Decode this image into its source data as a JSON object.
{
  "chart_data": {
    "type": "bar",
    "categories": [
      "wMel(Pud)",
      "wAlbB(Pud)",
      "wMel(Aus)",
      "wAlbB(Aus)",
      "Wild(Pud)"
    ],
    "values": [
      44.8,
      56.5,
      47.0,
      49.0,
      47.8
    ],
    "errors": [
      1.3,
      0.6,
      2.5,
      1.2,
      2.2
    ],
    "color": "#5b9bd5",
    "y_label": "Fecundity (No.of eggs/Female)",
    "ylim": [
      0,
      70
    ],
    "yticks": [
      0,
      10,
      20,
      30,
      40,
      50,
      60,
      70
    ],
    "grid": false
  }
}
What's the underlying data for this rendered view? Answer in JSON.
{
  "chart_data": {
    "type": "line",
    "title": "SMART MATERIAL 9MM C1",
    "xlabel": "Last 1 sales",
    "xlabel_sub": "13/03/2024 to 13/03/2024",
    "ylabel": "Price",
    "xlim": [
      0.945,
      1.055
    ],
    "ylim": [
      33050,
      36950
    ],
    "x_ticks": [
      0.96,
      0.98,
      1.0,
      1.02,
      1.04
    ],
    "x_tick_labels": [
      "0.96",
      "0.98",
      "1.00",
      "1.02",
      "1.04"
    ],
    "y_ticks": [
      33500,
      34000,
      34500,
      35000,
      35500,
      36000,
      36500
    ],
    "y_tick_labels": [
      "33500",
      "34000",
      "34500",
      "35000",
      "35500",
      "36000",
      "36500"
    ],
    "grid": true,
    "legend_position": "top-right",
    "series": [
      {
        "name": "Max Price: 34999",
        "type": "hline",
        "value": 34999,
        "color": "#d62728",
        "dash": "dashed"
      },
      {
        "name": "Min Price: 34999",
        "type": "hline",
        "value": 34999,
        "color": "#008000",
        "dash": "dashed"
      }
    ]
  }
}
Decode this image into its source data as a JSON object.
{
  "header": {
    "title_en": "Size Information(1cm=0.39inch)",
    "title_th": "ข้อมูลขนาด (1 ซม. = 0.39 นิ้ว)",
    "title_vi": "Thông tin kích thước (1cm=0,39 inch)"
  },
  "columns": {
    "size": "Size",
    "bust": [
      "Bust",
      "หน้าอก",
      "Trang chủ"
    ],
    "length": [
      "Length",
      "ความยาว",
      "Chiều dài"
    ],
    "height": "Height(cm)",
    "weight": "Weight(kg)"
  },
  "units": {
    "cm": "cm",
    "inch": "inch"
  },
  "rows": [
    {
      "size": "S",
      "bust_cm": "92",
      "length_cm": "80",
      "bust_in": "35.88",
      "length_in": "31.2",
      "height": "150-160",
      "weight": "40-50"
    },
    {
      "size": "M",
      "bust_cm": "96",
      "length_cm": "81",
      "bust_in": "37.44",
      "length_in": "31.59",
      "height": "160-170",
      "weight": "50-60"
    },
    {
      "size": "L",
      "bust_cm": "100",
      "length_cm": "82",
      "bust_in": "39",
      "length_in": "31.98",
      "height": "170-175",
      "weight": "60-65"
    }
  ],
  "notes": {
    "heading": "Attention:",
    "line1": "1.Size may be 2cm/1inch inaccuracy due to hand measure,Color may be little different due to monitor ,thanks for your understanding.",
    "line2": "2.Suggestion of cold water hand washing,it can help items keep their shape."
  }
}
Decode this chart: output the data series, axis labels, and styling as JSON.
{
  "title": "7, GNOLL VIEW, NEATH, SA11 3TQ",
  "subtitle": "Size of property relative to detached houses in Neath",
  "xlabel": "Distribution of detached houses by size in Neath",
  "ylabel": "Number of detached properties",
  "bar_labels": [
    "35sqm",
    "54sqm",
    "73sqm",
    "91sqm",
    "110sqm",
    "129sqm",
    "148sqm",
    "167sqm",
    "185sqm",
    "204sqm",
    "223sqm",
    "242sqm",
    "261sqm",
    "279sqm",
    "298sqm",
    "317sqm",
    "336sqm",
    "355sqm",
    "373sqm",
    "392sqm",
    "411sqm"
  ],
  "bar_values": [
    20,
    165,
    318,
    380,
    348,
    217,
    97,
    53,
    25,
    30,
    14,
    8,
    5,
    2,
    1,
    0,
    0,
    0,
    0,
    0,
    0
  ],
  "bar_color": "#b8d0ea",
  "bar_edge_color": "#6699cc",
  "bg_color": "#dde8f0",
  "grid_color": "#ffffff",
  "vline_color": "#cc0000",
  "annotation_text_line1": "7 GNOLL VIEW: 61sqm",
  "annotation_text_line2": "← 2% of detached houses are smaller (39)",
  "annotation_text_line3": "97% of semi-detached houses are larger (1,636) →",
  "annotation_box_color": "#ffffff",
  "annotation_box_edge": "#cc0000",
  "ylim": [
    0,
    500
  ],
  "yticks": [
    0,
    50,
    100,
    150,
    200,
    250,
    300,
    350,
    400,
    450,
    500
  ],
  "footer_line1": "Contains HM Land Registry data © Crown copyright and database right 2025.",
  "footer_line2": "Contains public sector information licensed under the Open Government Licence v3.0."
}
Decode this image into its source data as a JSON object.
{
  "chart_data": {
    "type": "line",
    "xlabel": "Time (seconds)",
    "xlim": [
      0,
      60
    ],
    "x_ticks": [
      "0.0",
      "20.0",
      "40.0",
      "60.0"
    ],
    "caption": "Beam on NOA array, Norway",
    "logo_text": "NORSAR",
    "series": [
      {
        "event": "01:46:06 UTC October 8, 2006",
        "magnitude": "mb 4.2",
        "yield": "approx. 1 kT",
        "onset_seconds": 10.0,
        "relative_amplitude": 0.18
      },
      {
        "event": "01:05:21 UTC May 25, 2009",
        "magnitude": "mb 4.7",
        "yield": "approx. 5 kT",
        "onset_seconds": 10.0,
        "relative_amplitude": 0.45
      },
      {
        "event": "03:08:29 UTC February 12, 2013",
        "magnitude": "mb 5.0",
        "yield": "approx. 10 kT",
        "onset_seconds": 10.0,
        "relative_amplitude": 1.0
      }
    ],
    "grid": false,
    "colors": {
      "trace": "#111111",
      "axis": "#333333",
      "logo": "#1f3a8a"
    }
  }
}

____

Restate each record word for word.

Decode this image into its source data as a JSON object.
{
  "chart_data": {
    "type": "bar",
    "categories": [
      "wMel(Pud)",
      "wAlbB(Pud)",
      "wMel(Aus)",
      "wAlbB(Aus)",
      "Wild(Pud)"
    ],
    "values": [
      44.8,
      56.5,
      47.0,
      49.0,
      47.8
    ],
    "errors": [
      1.3,
      0.6,
      2.5,
      1.2,
      2.2
    ],
    "color": "#5b9bd5",
    "y_label": "Fecundity (No.of eggs/Female)",
    "ylim": [
      0,
      70
    ],
    "yticks": [
      0,
      10,
      20,
      30,
      40,
      50,
      60,
      70
    ],
    "grid": false
  }
}
What's the underlying data for this rendered view? Answer in JSON.
{
  "chart_data": {
    "type": "line",
    "title": "SMART MATERIAL 9MM C1",
    "xlabel": "Last 1 sales",
    "xlabel_sub": "13/03/2024 to 13/03/2024",
    "ylabel": "Price",
    "xlim": [
      0.945,
      1.055
    ],
    "ylim": [
      33050,
      36950
    ],
    "x_ticks": [
      0.96,
      0.98,
      1.0,
      1.02,
      1.04
    ],
    "x_tick_labels": [
      "0.96",
      "0.98",
      "1.00",
      "1.02",
      "1.04"
    ],
    "y_ticks": [
      33500,
      34000,
      34500,
      35000,
      35500,
      36000,
      36500
    ],
    "y_tick_labels": [
      "33500",
      "34000",
      "34500",
      "35000",
      "35500",
      "36000",
      "36500"
    ],
    "grid": true,
    "legend_position": "top-right",
    "series": [
      {
        "name": "Max Price: 34999",
        "type": "hline",
        "value": 34999,
        "color": "#d62728",
        "dash": "dashed"
      },
      {
        "name": "Min Price: 34999",
        "type": "hline",
        "value": 34999,
        "color": "#008000",
        "dash": "dashed"
      }
    ]
  }
}
Decode this image into its source data as a JSON object.
{
  "header": {
    "title_en": "Size Information(1cm=0.39inch)",
    "title_th": "ข้อมูลขนาด (1 ซม. = 0.39 นิ้ว)",
    "title_vi": "Thông tin kích thước (1cm=0,39 inch)"
  },
  "columns": {
    "size": "Size",
    "bust": [
      "Bust",
      "หน้าอก",
      "Trang chủ"
    ],
    "length": [
      "Length",
      "ความยาว",
      "Chiều dài"
    ],
    "height": "Height(cm)",
    "weight": "Weight(kg)"
  },
  "units": {
    "cm": "cm",
    "inch": "inch"
  },
  "rows": [
    {
      "size": "S",
      "bust_cm": "92",
      "length_cm": "80",
      "bust_in": "35.88",
      "length_in": "31.2",
      "height": "150-160",
      "weight": "40-50"
    },
    {
      "size": "M",
      "bust_cm": "96",
      "length_cm": "81",
      "bust_in": "37.44",
      "length_in": "31.59",
      "height": "160-170",
      "weight": "50-60"
    },
    {
      "size": "L",
      "bust_cm": "100",
      "length_cm": "82",
      "bust_in": "39",
      "length_in": "31.98",
      "height": "170-175",
      "weight": "60-65"
    }
  ],
  "notes": {
    "heading": "Attention:",
    "line1": "1.Size may be 2cm/1inch inaccuracy due to hand measure,Color may be little different due to monitor ,thanks for your understanding.",
    "line2": "2.Suggestion of cold water hand washing,it can help items keep their shape."
  }
}
Decode this chart: output the data series, axis labels, and styling as JSON.
{
  "title": "7, GNOLL VIEW, NEATH, SA11 3TQ",
  "subtitle": "Size of property relative to detached houses in Neath",
  "xlabel": "Distribution of detached houses by size in Neath",
  "ylabel": "Number of detached properties",
  "bar_labels": [
    "35sqm",
    "54sqm",
    "73sqm",
    "91sqm",
    "110sqm",
    "129sqm",
    "148sqm",
    "167sqm",
    "185sqm",
    "204sqm",
    "223sqm",
    "242sqm",
    "261sqm",
    "279sqm",
    "298sqm",
    "317sqm",
    "336sqm",
    "355sqm",
    "373sqm",
    "392sqm",
    "411sqm"
  ],
  "bar_values": [
    20,
    165,
    318,
    380,
    348,
    217,
    97,
    53,
    25,
    30,
    14,
    8,
    5,
    2,
    1,
    0,
    0,
    0,
    0,
    0,
    0
  ],
  "bar_color": "#b8d0ea",
  "bar_edge_color": "#6699cc",
  "bg_color": "#dde8f0",
  "grid_color": "#ffffff",
  "vline_color": "#cc0000",
  "annotation_text_line1": "7 GNOLL VIEW: 61sqm",
  "annotation_text_line2": "← 2% of detached houses are smaller (39)",
  "annotation_text_line3": "97% of semi-detached houses are larger (1,636) →",
  "annotation_box_color": "#ffffff",
  "annotation_box_edge": "#cc0000",
  "ylim": [
    0,
    500
  ],
  "yticks": [
    0,
    50,
    100,
    150,
    200,
    250,
    300,
    350,
    400,
    450,
    500
  ],
  "footer_line1": "Contains HM Land Registry data © Crown copyright and database right 2025.",
  "footer_line2": "Contains public sector information licensed under the Open Government Licence v3.0."
}
Decode this image into its source data as a JSON object.
{
  "chart_data": {
    "type": "line",
    "xlabel": "Time (seconds)",
    "xlim": [
      0,
      60
    ],
    "x_ticks": [
      "0.0",
      "20.0",
      "40.0",
      "60.0"
    ],
    "caption": "Beam on NOA array, Norway",
    "logo_text": "NORSAR",
    "series": [
      {
        "event": "01:46:06 UTC October 8, 2006",
        "magnitude": "mb 4.2",
        "yield": "approx. 1 kT",
        "onset_seconds": 10.0,
        "relative_amplitude": 0.18
      },
      {
        "event": "01:05:21 UTC May 25, 2009",
        "magnitude": "mb 4.7",
        "yield": "approx. 5 kT",
        "onset_seconds": 10.0,
        "relative_amplitude": 0.45
      },
      {
        "event": "03:08:29 UTC February 12, 2013",
        "magnitude": "mb 5.0",
        "yield": "approx. 10 kT",
        "onset_seconds": 10.0,
        "relative_amplitude": 1.0
      }
    ],
    "grid": false,
    "colors": {
      "trace": "#111111",
      "axis": "#333333",
      "logo": "#1f3a8a"
    }
  }
}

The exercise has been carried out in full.